* EXERCISE:
Find every line in the records below that holds the word "time" and copy it.

* DATA FOR THIS TASK:
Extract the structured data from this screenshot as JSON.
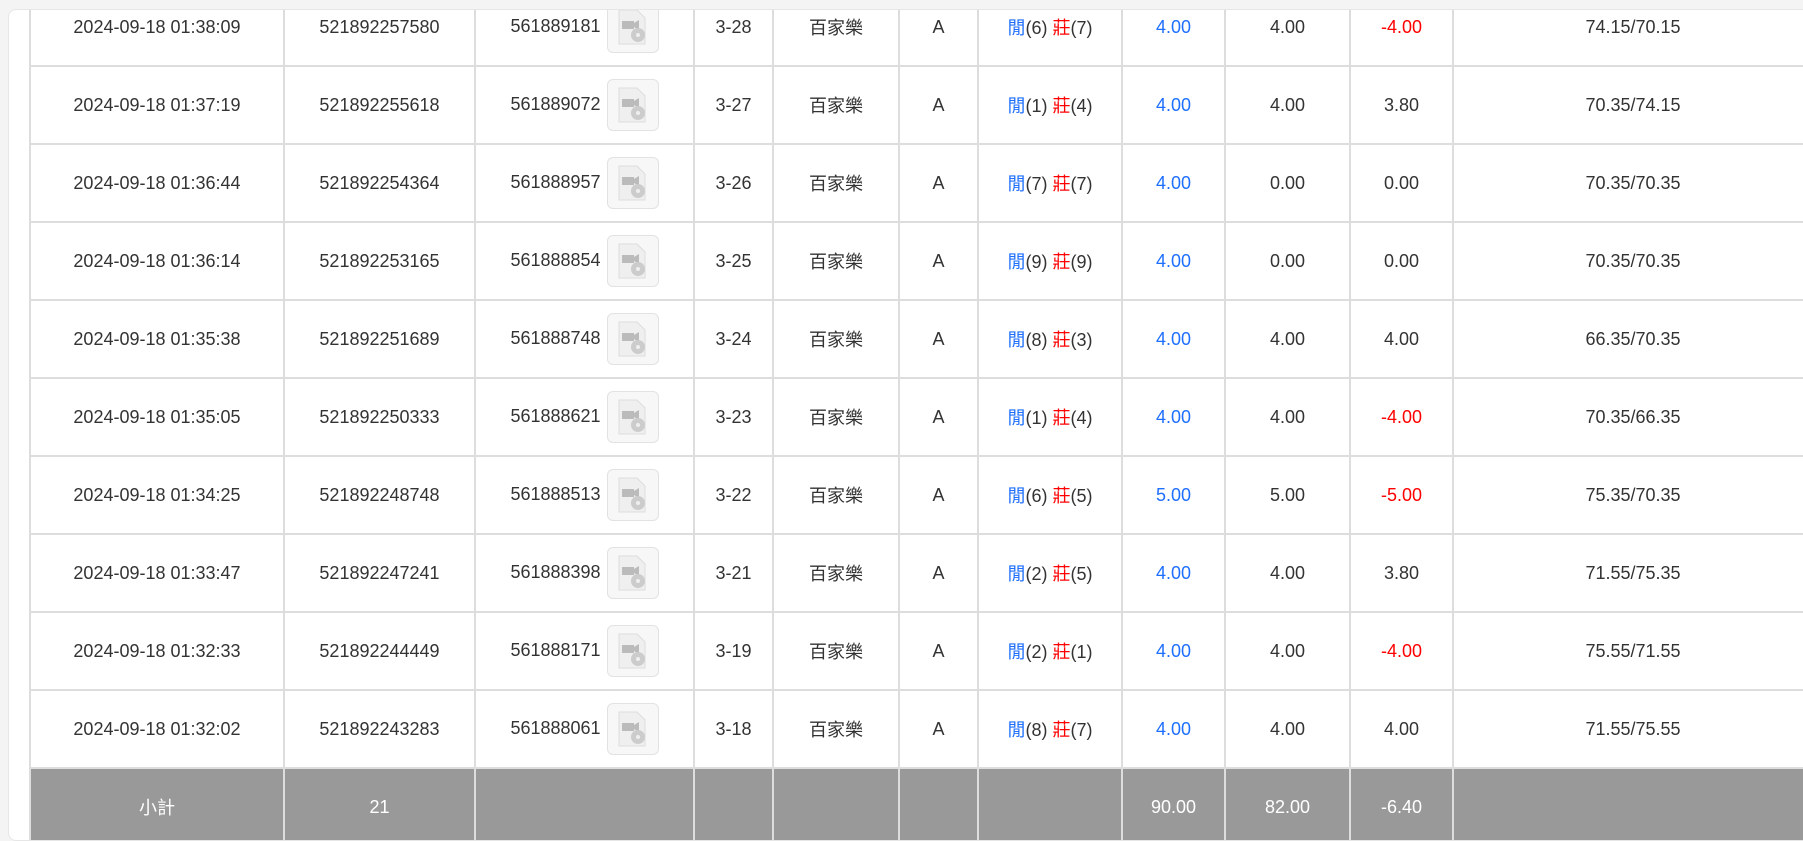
{
  "rows": [
    {
      "time": "2024-09-18 01:38:09",
      "bet_id": "521892257580",
      "round_id": "561889181",
      "shoe": "3-28",
      "game": "百家樂",
      "table": "A",
      "player_label": "閒",
      "player": "(6)",
      "banker_label": "莊",
      "banker": "(7)",
      "bet": "4.00",
      "valid": "4.00",
      "win": "-4.00",
      "balance": "74.15/70.15"
    },
    {
      "time": "2024-09-18 01:37:19",
      "bet_id": "521892255618",
      "round_id": "561889072",
      "shoe": "3-27",
      "game": "百家樂",
      "table": "A",
      "player_label": "閒",
      "player": "(1)",
      "banker_label": "莊",
      "banker": "(4)",
      "bet": "4.00",
      "valid": "4.00",
      "win": "3.80",
      "balance": "70.35/74.15"
    },
    {
      "time": "2024-09-18 01:36:44",
      "bet_id": "521892254364",
      "round_id": "561888957",
      "shoe": "3-26",
      "game": "百家樂",
      "table": "A",
      "player_label": "閒",
      "player": "(7)",
      "banker_label": "莊",
      "banker": "(7)",
      "bet": "4.00",
      "valid": "0.00",
      "win": "0.00",
      "balance": "70.35/70.35"
    },
    {
      "time": "2024-09-18 01:36:14",
      "bet_id": "521892253165",
      "round_id": "561888854",
      "shoe": "3-25",
      "game": "百家樂",
      "table": "A",
      "player_label": "閒",
      "player": "(9)",
      "banker_label": "莊",
      "banker": "(9)",
      "bet": "4.00",
      "valid": "0.00",
      "win": "0.00",
      "balance": "70.35/70.35"
    },
    {
      "time": "2024-09-18 01:35:38",
      "bet_id": "521892251689",
      "round_id": "561888748",
      "shoe": "3-24",
      "game": "百家樂",
      "table": "A",
      "player_label": "閒",
      "player": "(8)",
      "banker_label": "莊",
      "banker": "(3)",
      "bet": "4.00",
      "valid": "4.00",
      "win": "4.00",
      "balance": "66.35/70.35"
    },
    {
      "time": "2024-09-18 01:35:05",
      "bet_id": "521892250333",
      "round_id": "561888621",
      "shoe": "3-23",
      "game": "百家樂",
      "table": "A",
      "player_label": "閒",
      "player": "(1)",
      "banker_label": "莊",
      "banker": "(4)",
      "bet": "4.00",
      "valid": "4.00",
      "win": "-4.00",
      "balance": "70.35/66.35"
    },
    {
      "time": "2024-09-18 01:34:25",
      "bet_id": "521892248748",
      "round_id": "561888513",
      "shoe": "3-22",
      "game": "百家樂",
      "table": "A",
      "player_label": "閒",
      "player": "(6)",
      "banker_label": "莊",
      "banker": "(5)",
      "bet": "5.00",
      "valid": "5.00",
      "win": "-5.00",
      "balance": "75.35/70.35"
    },
    {
      "time": "2024-09-18 01:33:47",
      "bet_id": "521892247241",
      "round_id": "561888398",
      "shoe": "3-21",
      "game": "百家樂",
      "table": "A",
      "player_label": "閒",
      "player": "(2)",
      "banker_label": "莊",
      "banker": "(5)",
      "bet": "4.00",
      "valid": "4.00",
      "win": "3.80",
      "balance": "71.55/75.35"
    },
    {
      "time": "2024-09-18 01:32:33",
      "bet_id": "521892244449",
      "round_id": "561888171",
      "shoe": "3-19",
      "game": "百家樂",
      "table": "A",
      "player_label": "閒",
      "player": "(2)",
      "banker_label": "莊",
      "banker": "(1)",
      "bet": "4.00",
      "valid": "4.00",
      "win": "-4.00",
      "balance": "75.55/71.55"
    },
    {
      "time": "2024-09-18 01:32:02",
      "bet_id": "521892243283",
      "round_id": "561888061",
      "shoe": "3-18",
      "game": "百家樂",
      "table": "A",
      "player_label": "閒",
      "player": "(8)",
      "banker_label": "莊",
      "banker": "(7)",
      "bet": "4.00",
      "valid": "4.00",
      "win": "4.00",
      "balance": "71.55/75.55"
    }
  ],
  "subtotal": {
    "label": "小計",
    "count": "21",
    "bet": "90.00",
    "valid": "82.00",
    "win": "-6.40"
  },
  "colors": {
    "blue": "#1e6fff",
    "red": "#ff0000",
    "subtotal_bg": "#999999"
  }
}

* WORKED ANSWER:
      "time": "2024-09-18 01:38:09",
      "time": "2024-09-18 01:37:19",
      "time": "2024-09-18 01:36:44",
      "time": "2024-09-18 01:36:14",
      "time": "2024-09-18 01:35:38",
      "time": "2024-09-18 01:35:05",
      "time": "2024-09-18 01:34:25",
      "time": "2024-09-18 01:33:47",
      "time": "2024-09-18 01:32:33",
      "time": "2024-09-18 01:32:02",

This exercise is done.